Locate the string "What" in the records below. Copy every line where it occurs.

** Stored data entries **
###

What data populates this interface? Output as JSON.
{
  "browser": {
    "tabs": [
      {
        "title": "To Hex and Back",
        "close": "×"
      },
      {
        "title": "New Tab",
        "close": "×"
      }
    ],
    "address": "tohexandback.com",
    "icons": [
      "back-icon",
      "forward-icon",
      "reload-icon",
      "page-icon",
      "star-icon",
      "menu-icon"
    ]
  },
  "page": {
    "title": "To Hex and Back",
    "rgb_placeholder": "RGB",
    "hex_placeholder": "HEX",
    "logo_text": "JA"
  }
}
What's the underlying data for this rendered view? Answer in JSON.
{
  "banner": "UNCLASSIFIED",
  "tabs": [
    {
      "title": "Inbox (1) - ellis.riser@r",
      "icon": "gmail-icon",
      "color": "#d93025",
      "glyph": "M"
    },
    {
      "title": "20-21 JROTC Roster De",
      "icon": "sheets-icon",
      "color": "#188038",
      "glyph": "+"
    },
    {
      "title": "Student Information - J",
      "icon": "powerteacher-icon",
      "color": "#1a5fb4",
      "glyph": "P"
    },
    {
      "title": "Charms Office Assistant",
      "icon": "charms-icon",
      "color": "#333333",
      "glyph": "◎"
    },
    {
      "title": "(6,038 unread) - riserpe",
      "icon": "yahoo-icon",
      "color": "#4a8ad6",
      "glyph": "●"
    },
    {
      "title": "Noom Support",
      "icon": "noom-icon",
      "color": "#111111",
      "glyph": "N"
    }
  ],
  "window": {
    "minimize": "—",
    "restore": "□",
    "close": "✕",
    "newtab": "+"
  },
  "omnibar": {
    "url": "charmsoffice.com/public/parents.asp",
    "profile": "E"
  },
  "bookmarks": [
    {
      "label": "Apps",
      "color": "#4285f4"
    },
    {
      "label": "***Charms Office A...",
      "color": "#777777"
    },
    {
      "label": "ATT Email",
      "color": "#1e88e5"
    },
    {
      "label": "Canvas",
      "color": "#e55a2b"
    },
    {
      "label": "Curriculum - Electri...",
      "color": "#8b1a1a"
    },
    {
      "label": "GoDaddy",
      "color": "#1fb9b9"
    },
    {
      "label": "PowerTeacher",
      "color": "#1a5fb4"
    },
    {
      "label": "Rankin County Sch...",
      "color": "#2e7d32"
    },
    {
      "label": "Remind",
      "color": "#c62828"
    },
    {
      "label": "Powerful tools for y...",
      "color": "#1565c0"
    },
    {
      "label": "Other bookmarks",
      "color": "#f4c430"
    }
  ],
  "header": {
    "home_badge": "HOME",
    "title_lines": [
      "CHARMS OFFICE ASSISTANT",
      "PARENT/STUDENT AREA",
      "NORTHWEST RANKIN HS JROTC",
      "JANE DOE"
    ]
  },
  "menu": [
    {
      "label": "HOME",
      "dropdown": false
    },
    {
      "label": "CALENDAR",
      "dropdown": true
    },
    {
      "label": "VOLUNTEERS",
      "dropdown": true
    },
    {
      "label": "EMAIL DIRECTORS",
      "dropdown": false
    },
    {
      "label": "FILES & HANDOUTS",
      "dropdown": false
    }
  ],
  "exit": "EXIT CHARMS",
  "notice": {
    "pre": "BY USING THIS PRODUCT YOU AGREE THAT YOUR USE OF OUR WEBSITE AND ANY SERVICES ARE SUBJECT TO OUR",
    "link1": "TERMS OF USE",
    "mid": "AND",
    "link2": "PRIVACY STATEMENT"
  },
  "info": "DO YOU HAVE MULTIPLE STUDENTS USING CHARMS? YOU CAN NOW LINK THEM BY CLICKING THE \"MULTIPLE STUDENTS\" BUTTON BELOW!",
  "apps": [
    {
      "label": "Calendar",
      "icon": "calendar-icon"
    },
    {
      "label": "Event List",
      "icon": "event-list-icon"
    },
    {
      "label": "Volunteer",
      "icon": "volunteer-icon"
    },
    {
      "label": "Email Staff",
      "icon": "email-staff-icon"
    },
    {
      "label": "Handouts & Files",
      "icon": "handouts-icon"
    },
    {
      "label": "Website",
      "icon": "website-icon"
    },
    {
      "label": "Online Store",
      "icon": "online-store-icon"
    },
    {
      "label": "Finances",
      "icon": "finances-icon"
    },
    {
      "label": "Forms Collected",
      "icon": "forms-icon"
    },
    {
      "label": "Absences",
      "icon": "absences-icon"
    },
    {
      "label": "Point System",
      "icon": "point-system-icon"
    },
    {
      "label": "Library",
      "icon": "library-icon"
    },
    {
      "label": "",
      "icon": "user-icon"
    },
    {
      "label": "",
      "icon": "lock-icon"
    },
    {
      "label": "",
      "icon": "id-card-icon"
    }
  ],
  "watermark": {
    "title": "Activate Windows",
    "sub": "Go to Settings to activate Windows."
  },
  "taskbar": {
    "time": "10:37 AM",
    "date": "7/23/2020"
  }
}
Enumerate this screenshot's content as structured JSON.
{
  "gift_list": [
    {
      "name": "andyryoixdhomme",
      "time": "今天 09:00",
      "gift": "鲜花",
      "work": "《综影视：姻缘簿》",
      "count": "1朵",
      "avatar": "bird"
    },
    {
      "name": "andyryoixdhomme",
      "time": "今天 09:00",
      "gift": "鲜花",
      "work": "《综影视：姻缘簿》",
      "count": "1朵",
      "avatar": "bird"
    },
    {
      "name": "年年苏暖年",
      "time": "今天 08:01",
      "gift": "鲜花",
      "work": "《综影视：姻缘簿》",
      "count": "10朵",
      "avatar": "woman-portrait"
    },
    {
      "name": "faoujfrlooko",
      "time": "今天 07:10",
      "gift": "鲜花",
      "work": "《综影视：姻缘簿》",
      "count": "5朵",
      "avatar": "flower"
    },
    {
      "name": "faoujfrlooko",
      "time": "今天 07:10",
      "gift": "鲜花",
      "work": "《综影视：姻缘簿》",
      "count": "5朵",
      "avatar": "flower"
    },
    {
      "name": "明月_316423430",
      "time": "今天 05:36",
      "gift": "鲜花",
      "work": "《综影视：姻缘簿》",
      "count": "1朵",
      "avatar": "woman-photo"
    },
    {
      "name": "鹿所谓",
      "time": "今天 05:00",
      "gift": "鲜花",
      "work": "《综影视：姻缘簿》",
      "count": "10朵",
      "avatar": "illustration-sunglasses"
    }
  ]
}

###

** Exercise response **
What data populates this interface? Output as JSON.
What's the underlying data for this rendered view? Answer in JSON.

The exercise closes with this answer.